◆ Task ◆
Each entry that follows is to be retyped exactly. Pictures do not belong in the copy.

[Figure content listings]
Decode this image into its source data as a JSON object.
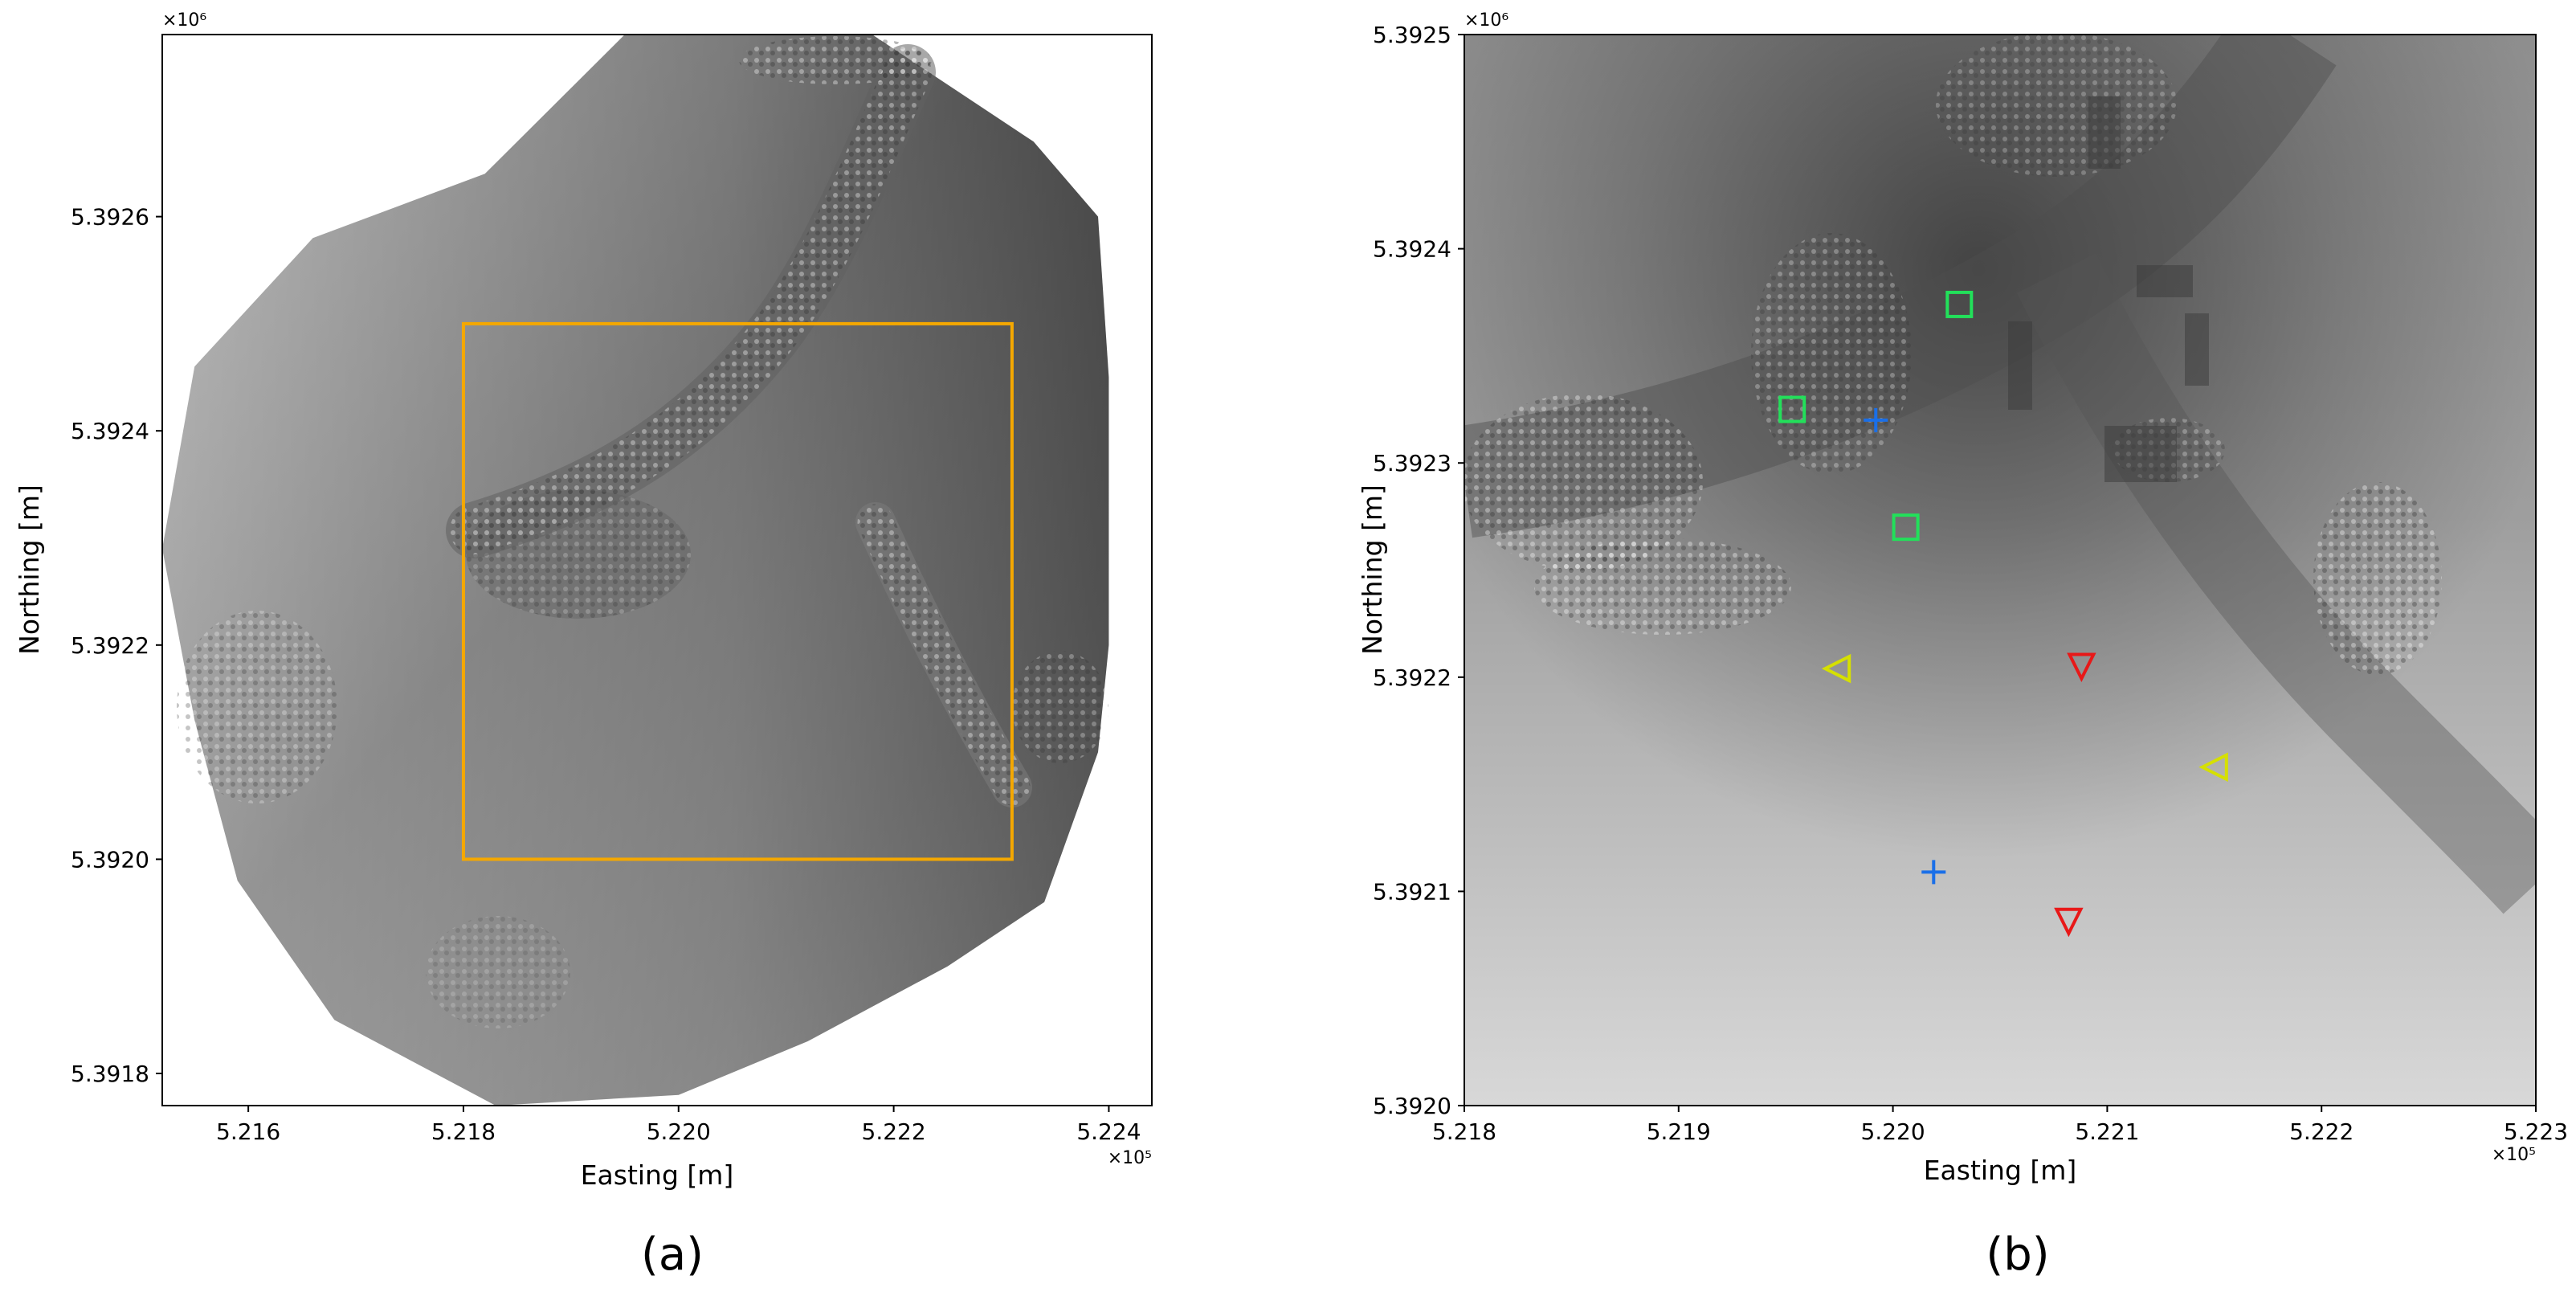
{
  "panels": [
    {
      "id": "a",
      "caption": "(a)",
      "xlabel": "Easting [m]",
      "ylabel": "Northing [m]",
      "x_multiplier": "×10⁵",
      "y_multiplier": "×10⁶",
      "xlim": [
        5.2152,
        5.2244
      ],
      "ylim": [
        5.39177,
        5.39277
      ],
      "xticks": [
        {
          "value": 5.216,
          "label": "5.216"
        },
        {
          "value": 5.218,
          "label": "5.218"
        },
        {
          "value": 5.22,
          "label": "5.220"
        },
        {
          "value": 5.222,
          "label": "5.222"
        },
        {
          "value": 5.224,
          "label": "5.224"
        }
      ],
      "yticks": [
        {
          "value": 5.3918,
          "label": "5.3918"
        },
        {
          "value": 5.392,
          "label": "5.3920"
        },
        {
          "value": 5.3922,
          "label": "5.3922"
        },
        {
          "value": 5.3924,
          "label": "5.3924"
        },
        {
          "value": 5.3926,
          "label": "5.3926"
        }
      ],
      "survey_boundary": [
        [
          5.2195,
          5.39277
        ],
        [
          5.2218,
          5.39277
        ],
        [
          5.2233,
          5.39267
        ],
        [
          5.2239,
          5.3926
        ],
        [
          5.224,
          5.39245
        ],
        [
          5.224,
          5.3922
        ],
        [
          5.2239,
          5.3921
        ],
        [
          5.2234,
          5.39196
        ],
        [
          5.2225,
          5.3919
        ],
        [
          5.2212,
          5.39183
        ],
        [
          5.22,
          5.39178
        ],
        [
          5.2183,
          5.39177
        ],
        [
          5.2168,
          5.39185
        ],
        [
          5.2159,
          5.39198
        ],
        [
          5.2155,
          5.39213
        ],
        [
          5.2152,
          5.39229
        ],
        [
          5.2155,
          5.39246
        ],
        [
          5.2166,
          5.39258
        ],
        [
          5.2182,
          5.39264
        ]
      ],
      "extent_box": {
        "x": [
          5.218,
          5.2231
        ],
        "y": [
          5.392,
          5.3925
        ],
        "color": "#f5a800"
      }
    },
    {
      "id": "b",
      "caption": "(b)",
      "xlabel": "Easting [m]",
      "ylabel": "Northing [m]",
      "x_multiplier": "×10⁵",
      "y_multiplier": "×10⁶",
      "xlim": [
        5.218,
        5.223
      ],
      "ylim": [
        5.392,
        5.3925
      ],
      "xticks": [
        {
          "value": 5.218,
          "label": "5.218"
        },
        {
          "value": 5.219,
          "label": "5.219"
        },
        {
          "value": 5.22,
          "label": "5.220"
        },
        {
          "value": 5.221,
          "label": "5.221"
        },
        {
          "value": 5.222,
          "label": "5.222"
        },
        {
          "value": 5.223,
          "label": "5.223"
        }
      ],
      "yticks": [
        {
          "value": 5.392,
          "label": "5.3920"
        },
        {
          "value": 5.3921,
          "label": "5.3921"
        },
        {
          "value": 5.3922,
          "label": "5.3922"
        },
        {
          "value": 5.3923,
          "label": "5.3923"
        },
        {
          "value": 5.3924,
          "label": "5.3924"
        },
        {
          "value": 5.3925,
          "label": "5.3925"
        }
      ],
      "markers": [
        {
          "shape": "square",
          "color": "#22e05a",
          "x": 5.21953,
          "y": 5.392325
        },
        {
          "shape": "square",
          "color": "#22e05a",
          "x": 5.22031,
          "y": 5.392374
        },
        {
          "shape": "square",
          "color": "#22e05a",
          "x": 5.22006,
          "y": 5.39227
        },
        {
          "shape": "plus",
          "color": "#1a6fe8",
          "x": 5.21992,
          "y": 5.39232
        },
        {
          "shape": "plus",
          "color": "#1a6fe8",
          "x": 5.22019,
          "y": 5.392109
        },
        {
          "shape": "triangle-left",
          "color": "#d6e000",
          "x": 5.21974,
          "y": 5.392204
        },
        {
          "shape": "triangle-left",
          "color": "#d6e000",
          "x": 5.2215,
          "y": 5.392158
        },
        {
          "shape": "triangle-down",
          "color": "#e81818",
          "x": 5.22088,
          "y": 5.392205
        },
        {
          "shape": "triangle-down",
          "color": "#e81818",
          "x": 5.22082,
          "y": 5.392086
        }
      ]
    }
  ]
}
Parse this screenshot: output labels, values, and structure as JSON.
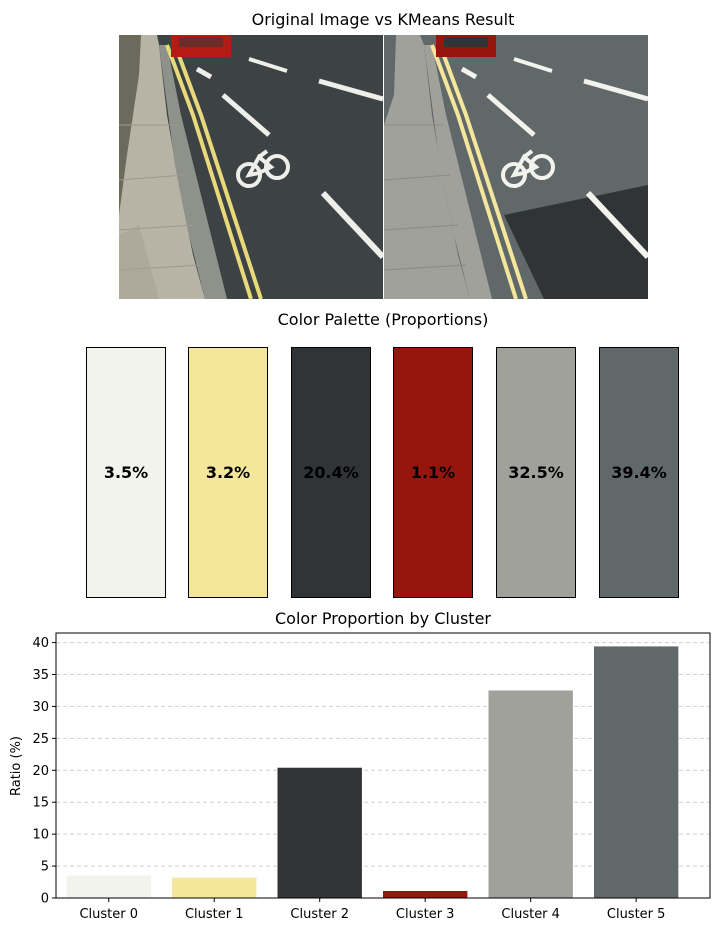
{
  "titles": {
    "images": "Original Image vs KMeans Result",
    "palette": "Color Palette (Proportions)",
    "bars": "Color Proportion by Cluster"
  },
  "palette": [
    {
      "color": "#f2f3ed",
      "label": "3.5%"
    },
    {
      "color": "#f4e79c",
      "label": "3.2%"
    },
    {
      "color": "#313436",
      "label": "20.4%"
    },
    {
      "color": "#96160e",
      "label": "1.1%"
    },
    {
      "color": "#a0a19b",
      "label": "32.5%"
    },
    {
      "color": "#616869",
      "label": "39.4%"
    }
  ],
  "chart_data": {
    "type": "bar",
    "title": "Color Proportion by Cluster",
    "xlabel": "",
    "ylabel": "Ratio (%)",
    "categories": [
      "Cluster 0",
      "Cluster 1",
      "Cluster 2",
      "Cluster 3",
      "Cluster 4",
      "Cluster 5"
    ],
    "values": [
      3.5,
      3.2,
      20.4,
      1.1,
      32.5,
      39.4
    ],
    "colors": [
      "#f2f3ed",
      "#f4e79c",
      "#313436",
      "#96160e",
      "#a0a19b",
      "#616869"
    ],
    "ylim": [
      0,
      41.5
    ],
    "yticks": [
      0,
      5,
      10,
      15,
      20,
      25,
      30,
      35,
      40
    ],
    "grid": "y-dashed",
    "legend": "none"
  }
}
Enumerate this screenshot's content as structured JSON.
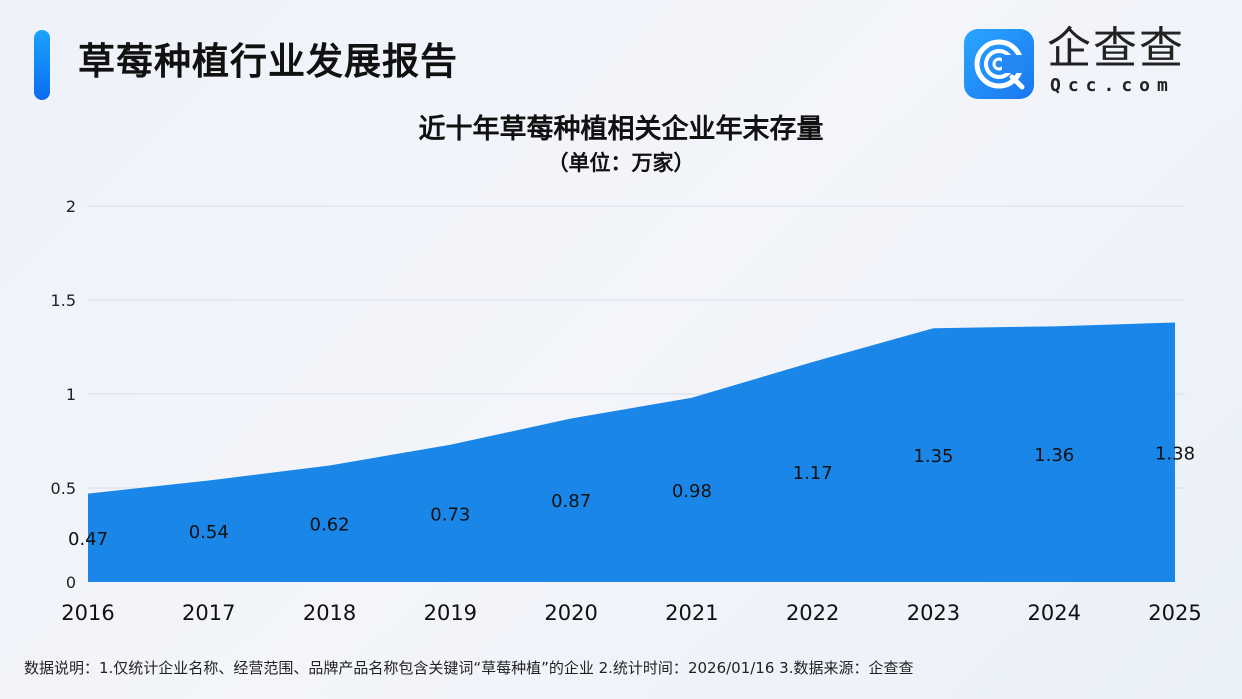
{
  "header": {
    "title": "草莓种植行业发展报告",
    "brand": "企查查",
    "brand_sub": "Qcc.com",
    "accent": "#1a86e8"
  },
  "chart_data": {
    "type": "area",
    "title": "近十年草莓种植相关企业年末存量",
    "subtitle": "（单位：万家）",
    "categories": [
      "2016",
      "2017",
      "2018",
      "2019",
      "2020",
      "2021",
      "2022",
      "2023",
      "2024",
      "2025"
    ],
    "values": [
      0.47,
      0.54,
      0.62,
      0.73,
      0.87,
      0.98,
      1.17,
      1.35,
      1.36,
      1.38
    ],
    "yticks": [
      "0",
      "0.5",
      "1",
      "1.5",
      "2"
    ],
    "ylim": [
      0,
      2
    ],
    "grid": true,
    "color": "#1a86e8"
  },
  "footnote": "数据说明：1.仅统计企业名称、经营范围、品牌产品名称包含关键词“草莓种植”的企业   2.统计时间：2026/01/16    3.数据来源：企查查"
}
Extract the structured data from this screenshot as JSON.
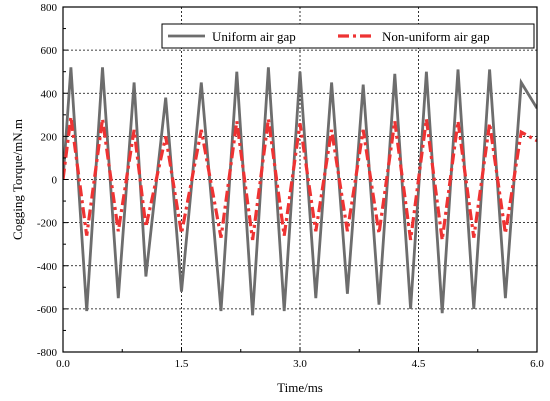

◆ Full answer ◆
Decode this image into its source data as a JSON object.
{
  "panels": [
    {
      "id": "a",
      "caption": "(a)",
      "xlabel": "Easting [m]",
      "ylabel": "Northing [m]",
      "x_multiplier": "×10⁵",
      "y_multiplier": "×10⁶",
      "xlim": [
        5.2152,
        5.2244
      ],
      "ylim": [
        5.39177,
        5.39277
      ],
      "xticks": [
        {
          "value": 5.216,
          "label": "5.216"
        },
        {
          "value": 5.218,
          "label": "5.218"
        },
        {
          "value": 5.22,
          "label": "5.220"
        },
        {
          "value": 5.222,
          "label": "5.222"
        },
        {
          "value": 5.224,
          "label": "5.224"
        }
      ],
      "yticks": [
        {
          "value": 5.3918,
          "label": "5.3918"
        },
        {
          "value": 5.392,
          "label": "5.3920"
        },
        {
          "value": 5.3922,
          "label": "5.3922"
        },
        {
          "value": 5.3924,
          "label": "5.3924"
        },
        {
          "value": 5.3926,
          "label": "5.3926"
        }
      ],
      "survey_boundary": [
        [
          5.2195,
          5.39277
        ],
        [
          5.2218,
          5.39277
        ],
        [
          5.2233,
          5.39267
        ],
        [
          5.2239,
          5.3926
        ],
        [
          5.224,
          5.39245
        ],
        [
          5.224,
          5.3922
        ],
        [
          5.2239,
          5.3921
        ],
        [
          5.2234,
          5.39196
        ],
        [
          5.2225,
          5.3919
        ],
        [
          5.2212,
          5.39183
        ],
        [
          5.22,
          5.39178
        ],
        [
          5.2183,
          5.39177
        ],
        [
          5.2168,
          5.39185
        ],
        [
          5.2159,
          5.39198
        ],
        [
          5.2155,
          5.39213
        ],
        [
          5.2152,
          5.39229
        ],
        [
          5.2155,
          5.39246
        ],
        [
          5.2166,
          5.39258
        ],
        [
          5.2182,
          5.39264
        ]
      ],
      "extent_box": {
        "x": [
          5.218,
          5.2231
        ],
        "y": [
          5.392,
          5.3925
        ],
        "color": "#f5a800"
      }
    },
    {
      "id": "b",
      "caption": "(b)",
      "xlabel": "Easting [m]",
      "ylabel": "Northing [m]",
      "x_multiplier": "×10⁵",
      "y_multiplier": "×10⁶",
      "xlim": [
        5.218,
        5.223
      ],
      "ylim": [
        5.392,
        5.3925
      ],
      "xticks": [
        {
          "value": 5.218,
          "label": "5.218"
        },
        {
          "value": 5.219,
          "label": "5.219"
        },
        {
          "value": 5.22,
          "label": "5.220"
        },
        {
          "value": 5.221,
          "label": "5.221"
        },
        {
          "value": 5.222,
          "label": "5.222"
        },
        {
          "value": 5.223,
          "label": "5.223"
        }
      ],
      "yticks": [
        {
          "value": 5.392,
          "label": "5.3920"
        },
        {
          "value": 5.3921,
          "label": "5.3921"
        },
        {
          "value": 5.3922,
          "label": "5.3922"
        },
        {
          "value": 5.3923,
          "label": "5.3923"
        },
        {
          "value": 5.3924,
          "label": "5.3924"
        },
        {
          "value": 5.3925,
          "label": "5.3925"
        }
      ],
      "markers": [
        {
          "shape": "square",
          "color": "#22e05a",
          "x": 5.21953,
          "y": 5.392325
        },
        {
          "shape": "square",
          "color": "#22e05a",
          "x": 5.22031,
          "y": 5.392374
        },
        {
          "shape": "square",
          "color": "#22e05a",
          "x": 5.22006,
          "y": 5.39227
        },
        {
          "shape": "plus",
          "color": "#1a6fe8",
          "x": 5.21992,
          "y": 5.39232
        },
        {
          "shape": "plus",
          "color": "#1a6fe8",
          "x": 5.22019,
          "y": 5.392109
        },
        {
          "shape": "triangle-left",
          "color": "#d6e000",
          "x": 5.21974,
          "y": 5.392204
        },
        {
          "shape": "triangle-left",
          "color": "#d6e000",
          "x": 5.2215,
          "y": 5.392158
        },
        {
          "shape": "triangle-down",
          "color": "#e81818",
          "x": 5.22088,
          "y": 5.392205
        },
        {
          "shape": "triangle-down",
          "color": "#e81818",
          "x": 5.22082,
          "y": 5.392086
        }
      ]
    }
  ]
}
Parse this screenshot: output labels, values, and structure as JSON.
{
  "titles": {
    "images": "Original Image vs KMeans Result",
    "palette": "Color Palette (Proportions)",
    "bars": "Color Proportion by Cluster"
  },
  "palette": [
    {
      "color": "#f2f3ed",
      "label": "3.5%"
    },
    {
      "color": "#f4e79c",
      "label": "3.2%"
    },
    {
      "color": "#313436",
      "label": "20.4%"
    },
    {
      "color": "#96160e",
      "label": "1.1%"
    },
    {
      "color": "#a0a19b",
      "label": "32.5%"
    },
    {
      "color": "#616869",
      "label": "39.4%"
    }
  ],
  "chart_data": {
    "type": "bar",
    "title": "Color Proportion by Cluster",
    "xlabel": "",
    "ylabel": "Ratio (%)",
    "categories": [
      "Cluster 0",
      "Cluster 1",
      "Cluster 2",
      "Cluster 3",
      "Cluster 4",
      "Cluster 5"
    ],
    "values": [
      3.5,
      3.2,
      20.4,
      1.1,
      32.5,
      39.4
    ],
    "colors": [
      "#f2f3ed",
      "#f4e79c",
      "#313436",
      "#96160e",
      "#a0a19b",
      "#616869"
    ],
    "ylim": [
      0,
      41.5
    ],
    "yticks": [
      0,
      5,
      10,
      15,
      20,
      25,
      30,
      35,
      40
    ],
    "grid": "y-dashed",
    "legend": "none"
  }
}
Enumerate this screenshot's content as structured JSON.
{
  "header": {
    "title": "草莓种植行业发展报告",
    "brand": "企查查",
    "brand_sub": "Qcc.com",
    "accent": "#1a86e8"
  },
  "chart_data": {
    "type": "area",
    "title": "近十年草莓种植相关企业年末存量",
    "subtitle": "（单位：万家）",
    "categories": [
      "2016",
      "2017",
      "2018",
      "2019",
      "2020",
      "2021",
      "2022",
      "2023",
      "2024",
      "2025"
    ],
    "values": [
      0.47,
      0.54,
      0.62,
      0.73,
      0.87,
      0.98,
      1.17,
      1.35,
      1.36,
      1.38
    ],
    "yticks": [
      "0",
      "0.5",
      "1",
      "1.5",
      "2"
    ],
    "ylim": [
      0,
      2
    ],
    "grid": true,
    "color": "#1a86e8"
  },
  "footnote": "数据说明：1.仅统计企业名称、经营范围、品牌产品名称包含关键词“草莓种植”的企业   2.统计时间：2026/01/16    3.数据来源：企查查"
}
Extract the structured data from this screenshot as JSON.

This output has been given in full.